【牛客题霸题解】删除链表中的倒数第n个结点

这道题目其实和输出链表的倒数第n个结点是基本上一致的。https://blog.nowcoder.net/n/4e57664df6974486bc352aa5a1e4613c
和上一道题一样，定义快慢指针，快指针先走n步，然后快慢指针一起走，快指针走到空的时候慢指针正好在倒数第n个结点上。
区别的地方只是在于要删除某个结点的话，我们需要知道它的前一个结点是什么。
如果要删除的结点是链表头结点的话（这个时候没有前一个结点）。这种情况下我们进行一下特判就可以了。
c++

class Solution {
public:
    ListNode* removeNthFromEnd(ListNode* head, int n) {
        // write code here
        ListNode* fast = head;
        ListNode* slow = head;
        ListNode* pre = head;
        for(int i = 0 ; i < n ; i++)
        {
            fast = fast->next;
        }
        while(fast!=NULL)
        {
            fast = fast->next;
            pre = slow;
            slow = slow->next;
        }
        ListNode* target;
        if(slow!=head)

--------------------------------

● **任务要求 1**
根据这篇删除链表倒数第n个结点的题解，要删除某个结点，需要知道什么？

(元素与坐标记录)
--------------------------------

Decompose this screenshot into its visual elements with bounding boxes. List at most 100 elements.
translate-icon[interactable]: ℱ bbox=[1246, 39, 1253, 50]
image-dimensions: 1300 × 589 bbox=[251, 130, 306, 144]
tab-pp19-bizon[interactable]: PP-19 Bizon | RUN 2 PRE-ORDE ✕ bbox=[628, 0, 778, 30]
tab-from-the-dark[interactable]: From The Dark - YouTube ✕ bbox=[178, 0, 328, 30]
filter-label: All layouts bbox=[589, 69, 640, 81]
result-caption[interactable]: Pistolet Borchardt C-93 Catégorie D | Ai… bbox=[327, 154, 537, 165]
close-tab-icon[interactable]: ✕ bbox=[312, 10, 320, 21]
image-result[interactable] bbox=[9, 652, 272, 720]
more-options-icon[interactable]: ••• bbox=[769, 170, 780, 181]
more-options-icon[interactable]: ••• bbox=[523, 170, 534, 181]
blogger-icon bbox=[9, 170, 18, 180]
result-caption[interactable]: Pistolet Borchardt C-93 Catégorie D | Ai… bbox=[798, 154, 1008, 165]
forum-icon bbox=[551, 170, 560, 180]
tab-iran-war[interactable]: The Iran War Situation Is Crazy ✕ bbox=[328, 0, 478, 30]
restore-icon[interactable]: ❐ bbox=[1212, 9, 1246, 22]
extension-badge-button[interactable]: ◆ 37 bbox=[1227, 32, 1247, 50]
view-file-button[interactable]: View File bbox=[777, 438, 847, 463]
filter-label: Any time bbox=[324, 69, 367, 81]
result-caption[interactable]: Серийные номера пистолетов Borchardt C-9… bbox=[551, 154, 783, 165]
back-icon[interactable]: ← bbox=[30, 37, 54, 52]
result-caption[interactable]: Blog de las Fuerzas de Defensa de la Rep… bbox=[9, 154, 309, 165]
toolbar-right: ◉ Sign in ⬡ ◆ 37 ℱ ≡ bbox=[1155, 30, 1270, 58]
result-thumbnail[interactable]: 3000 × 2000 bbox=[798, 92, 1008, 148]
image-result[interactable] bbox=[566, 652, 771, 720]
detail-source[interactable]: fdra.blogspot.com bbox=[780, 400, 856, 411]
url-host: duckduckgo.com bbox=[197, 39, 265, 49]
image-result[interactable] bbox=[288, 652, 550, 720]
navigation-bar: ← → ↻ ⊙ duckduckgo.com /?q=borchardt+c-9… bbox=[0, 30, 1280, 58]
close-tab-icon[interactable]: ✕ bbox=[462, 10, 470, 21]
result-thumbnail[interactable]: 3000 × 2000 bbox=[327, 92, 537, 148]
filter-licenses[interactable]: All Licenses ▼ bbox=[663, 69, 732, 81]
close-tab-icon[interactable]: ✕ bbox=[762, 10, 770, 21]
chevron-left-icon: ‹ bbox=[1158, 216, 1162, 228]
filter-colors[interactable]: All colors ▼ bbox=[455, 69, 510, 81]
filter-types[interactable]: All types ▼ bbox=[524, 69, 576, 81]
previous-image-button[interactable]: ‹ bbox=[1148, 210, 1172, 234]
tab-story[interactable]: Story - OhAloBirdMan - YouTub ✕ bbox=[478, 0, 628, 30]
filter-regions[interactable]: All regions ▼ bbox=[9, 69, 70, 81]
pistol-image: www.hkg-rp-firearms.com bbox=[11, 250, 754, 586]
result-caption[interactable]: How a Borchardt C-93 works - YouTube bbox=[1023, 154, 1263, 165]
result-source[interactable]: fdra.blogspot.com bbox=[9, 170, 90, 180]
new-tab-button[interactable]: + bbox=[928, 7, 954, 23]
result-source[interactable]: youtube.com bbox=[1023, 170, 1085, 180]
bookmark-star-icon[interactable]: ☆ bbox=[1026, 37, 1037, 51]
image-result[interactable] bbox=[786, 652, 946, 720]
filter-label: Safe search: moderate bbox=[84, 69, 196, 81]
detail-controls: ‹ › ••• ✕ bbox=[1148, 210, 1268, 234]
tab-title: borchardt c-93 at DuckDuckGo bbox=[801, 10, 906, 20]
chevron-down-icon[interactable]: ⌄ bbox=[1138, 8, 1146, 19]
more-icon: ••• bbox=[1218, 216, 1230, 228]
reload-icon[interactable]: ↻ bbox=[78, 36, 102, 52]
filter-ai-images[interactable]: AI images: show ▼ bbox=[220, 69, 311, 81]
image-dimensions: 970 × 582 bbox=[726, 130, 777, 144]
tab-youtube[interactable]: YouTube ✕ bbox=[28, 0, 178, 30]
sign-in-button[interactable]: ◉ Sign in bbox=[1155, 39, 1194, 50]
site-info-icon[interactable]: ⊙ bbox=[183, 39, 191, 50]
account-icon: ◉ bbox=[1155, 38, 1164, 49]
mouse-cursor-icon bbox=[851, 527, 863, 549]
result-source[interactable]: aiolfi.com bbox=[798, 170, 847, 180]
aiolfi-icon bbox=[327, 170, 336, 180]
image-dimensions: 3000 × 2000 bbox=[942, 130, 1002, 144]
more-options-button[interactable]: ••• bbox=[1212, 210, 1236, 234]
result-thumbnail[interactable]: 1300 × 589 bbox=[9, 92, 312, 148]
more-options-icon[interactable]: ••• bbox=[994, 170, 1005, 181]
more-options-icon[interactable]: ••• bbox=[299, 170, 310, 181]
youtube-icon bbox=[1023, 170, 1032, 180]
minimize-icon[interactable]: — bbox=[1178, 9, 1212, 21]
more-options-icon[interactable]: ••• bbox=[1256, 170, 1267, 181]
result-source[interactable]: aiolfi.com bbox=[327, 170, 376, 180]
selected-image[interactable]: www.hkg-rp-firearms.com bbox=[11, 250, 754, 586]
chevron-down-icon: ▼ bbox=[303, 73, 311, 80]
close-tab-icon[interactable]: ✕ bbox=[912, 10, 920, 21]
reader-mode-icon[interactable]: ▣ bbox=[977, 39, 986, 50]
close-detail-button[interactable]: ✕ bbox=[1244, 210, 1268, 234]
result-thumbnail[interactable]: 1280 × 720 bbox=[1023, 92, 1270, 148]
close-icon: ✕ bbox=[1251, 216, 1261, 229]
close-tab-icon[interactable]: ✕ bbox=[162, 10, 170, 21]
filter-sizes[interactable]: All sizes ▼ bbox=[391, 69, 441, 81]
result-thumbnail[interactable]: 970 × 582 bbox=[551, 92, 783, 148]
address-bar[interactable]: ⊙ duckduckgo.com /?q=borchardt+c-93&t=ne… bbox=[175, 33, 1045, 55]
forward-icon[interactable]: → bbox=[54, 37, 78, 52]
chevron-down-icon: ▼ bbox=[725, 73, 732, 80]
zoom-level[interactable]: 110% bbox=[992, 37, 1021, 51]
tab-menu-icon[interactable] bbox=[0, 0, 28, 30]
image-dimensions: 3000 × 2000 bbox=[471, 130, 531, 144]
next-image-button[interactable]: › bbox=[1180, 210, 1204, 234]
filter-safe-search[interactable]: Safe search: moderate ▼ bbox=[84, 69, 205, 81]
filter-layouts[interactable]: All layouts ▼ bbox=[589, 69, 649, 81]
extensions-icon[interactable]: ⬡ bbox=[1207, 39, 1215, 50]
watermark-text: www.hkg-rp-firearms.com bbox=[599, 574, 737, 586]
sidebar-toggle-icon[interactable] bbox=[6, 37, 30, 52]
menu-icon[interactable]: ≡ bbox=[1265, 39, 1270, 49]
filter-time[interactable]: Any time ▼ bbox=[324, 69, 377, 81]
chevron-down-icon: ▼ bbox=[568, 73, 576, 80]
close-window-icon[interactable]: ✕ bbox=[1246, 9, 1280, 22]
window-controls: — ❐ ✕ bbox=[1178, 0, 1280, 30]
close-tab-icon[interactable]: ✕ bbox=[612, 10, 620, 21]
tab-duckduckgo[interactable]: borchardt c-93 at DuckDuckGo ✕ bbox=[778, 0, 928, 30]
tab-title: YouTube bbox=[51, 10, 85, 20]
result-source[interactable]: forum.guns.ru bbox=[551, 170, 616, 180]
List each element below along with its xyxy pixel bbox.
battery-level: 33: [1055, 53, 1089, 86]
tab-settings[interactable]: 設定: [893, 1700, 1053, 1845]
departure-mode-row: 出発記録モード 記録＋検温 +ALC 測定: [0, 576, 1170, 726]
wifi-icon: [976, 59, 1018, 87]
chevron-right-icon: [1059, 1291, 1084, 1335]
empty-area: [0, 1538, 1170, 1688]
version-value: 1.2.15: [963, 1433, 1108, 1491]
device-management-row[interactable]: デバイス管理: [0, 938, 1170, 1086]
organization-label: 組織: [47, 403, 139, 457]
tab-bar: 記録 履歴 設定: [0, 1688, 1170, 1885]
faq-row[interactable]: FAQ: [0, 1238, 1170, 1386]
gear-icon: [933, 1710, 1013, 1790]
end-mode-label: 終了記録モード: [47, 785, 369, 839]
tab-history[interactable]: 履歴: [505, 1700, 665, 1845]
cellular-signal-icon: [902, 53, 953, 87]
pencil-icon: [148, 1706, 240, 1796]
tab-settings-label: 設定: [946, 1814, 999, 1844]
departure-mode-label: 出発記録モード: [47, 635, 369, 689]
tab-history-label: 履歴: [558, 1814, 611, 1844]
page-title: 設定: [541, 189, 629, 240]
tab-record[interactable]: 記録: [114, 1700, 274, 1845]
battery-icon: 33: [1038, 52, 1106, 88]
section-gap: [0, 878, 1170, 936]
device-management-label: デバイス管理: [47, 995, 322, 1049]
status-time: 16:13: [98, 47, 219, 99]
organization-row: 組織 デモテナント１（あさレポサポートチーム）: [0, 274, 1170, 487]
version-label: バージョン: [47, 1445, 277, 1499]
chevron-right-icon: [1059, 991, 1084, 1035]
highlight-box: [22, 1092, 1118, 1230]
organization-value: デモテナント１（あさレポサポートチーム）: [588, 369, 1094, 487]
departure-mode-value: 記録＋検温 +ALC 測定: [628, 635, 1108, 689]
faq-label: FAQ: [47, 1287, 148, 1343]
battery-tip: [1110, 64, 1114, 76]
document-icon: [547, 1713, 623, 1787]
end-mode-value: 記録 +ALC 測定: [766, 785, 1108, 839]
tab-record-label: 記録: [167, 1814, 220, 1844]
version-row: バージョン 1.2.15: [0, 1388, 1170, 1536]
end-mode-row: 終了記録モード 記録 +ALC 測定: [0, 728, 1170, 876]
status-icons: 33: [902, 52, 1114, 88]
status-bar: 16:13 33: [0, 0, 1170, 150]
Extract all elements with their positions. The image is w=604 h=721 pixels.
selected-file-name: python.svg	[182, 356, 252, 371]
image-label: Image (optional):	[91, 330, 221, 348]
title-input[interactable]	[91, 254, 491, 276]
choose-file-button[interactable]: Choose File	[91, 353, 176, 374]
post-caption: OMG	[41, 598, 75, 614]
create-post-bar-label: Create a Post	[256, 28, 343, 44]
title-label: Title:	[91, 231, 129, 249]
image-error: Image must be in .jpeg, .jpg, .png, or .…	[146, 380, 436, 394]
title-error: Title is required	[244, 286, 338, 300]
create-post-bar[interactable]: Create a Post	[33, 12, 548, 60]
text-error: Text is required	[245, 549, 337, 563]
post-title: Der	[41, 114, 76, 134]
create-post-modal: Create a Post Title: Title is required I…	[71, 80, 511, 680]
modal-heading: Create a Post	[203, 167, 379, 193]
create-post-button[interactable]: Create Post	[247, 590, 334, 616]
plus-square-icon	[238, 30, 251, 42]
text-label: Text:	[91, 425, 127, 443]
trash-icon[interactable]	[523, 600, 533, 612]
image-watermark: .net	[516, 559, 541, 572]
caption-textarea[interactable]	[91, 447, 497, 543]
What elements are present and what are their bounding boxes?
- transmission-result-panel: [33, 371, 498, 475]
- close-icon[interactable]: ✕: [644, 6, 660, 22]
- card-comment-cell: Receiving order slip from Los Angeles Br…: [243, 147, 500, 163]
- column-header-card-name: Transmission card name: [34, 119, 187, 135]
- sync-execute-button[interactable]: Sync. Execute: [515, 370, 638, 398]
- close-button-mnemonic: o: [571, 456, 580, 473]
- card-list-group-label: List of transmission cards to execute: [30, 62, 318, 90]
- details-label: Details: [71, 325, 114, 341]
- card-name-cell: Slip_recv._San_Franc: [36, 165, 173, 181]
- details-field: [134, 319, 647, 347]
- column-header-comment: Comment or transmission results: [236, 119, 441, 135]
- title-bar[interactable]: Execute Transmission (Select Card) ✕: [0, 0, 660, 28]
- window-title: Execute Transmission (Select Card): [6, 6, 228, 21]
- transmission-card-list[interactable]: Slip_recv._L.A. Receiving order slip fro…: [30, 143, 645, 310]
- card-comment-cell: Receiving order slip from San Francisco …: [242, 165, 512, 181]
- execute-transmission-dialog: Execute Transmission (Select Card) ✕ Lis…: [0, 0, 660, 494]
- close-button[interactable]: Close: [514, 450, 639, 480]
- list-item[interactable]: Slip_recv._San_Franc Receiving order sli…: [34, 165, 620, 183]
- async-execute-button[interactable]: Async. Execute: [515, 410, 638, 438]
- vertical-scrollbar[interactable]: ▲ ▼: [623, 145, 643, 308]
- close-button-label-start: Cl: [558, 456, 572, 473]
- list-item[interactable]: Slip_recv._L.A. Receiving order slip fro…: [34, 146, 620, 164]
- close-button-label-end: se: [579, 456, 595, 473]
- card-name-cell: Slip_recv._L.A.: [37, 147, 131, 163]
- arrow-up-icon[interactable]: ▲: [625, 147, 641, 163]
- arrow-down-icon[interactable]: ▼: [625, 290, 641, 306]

--------------------------------

● **任务要求 2**
修改记录：从记录开头起，到含有“image-dimensions: 1300 ×”的那一行为止（含该行），把“translate-icon”改为“translation-icon”，其余内容不变，只写出这几行。

● **参考答案 1**
需要知道它的前一个结点是什么。

● **参考答案 2**
Decompose this screenshot into its visual elements with bounding boxes. List at most 100 elements.
translation-icon[interactable]: ℱ bbox=[1246, 39, 1253, 50]
image-dimensions: 1300 × 589 bbox=[251, 130, 306, 144]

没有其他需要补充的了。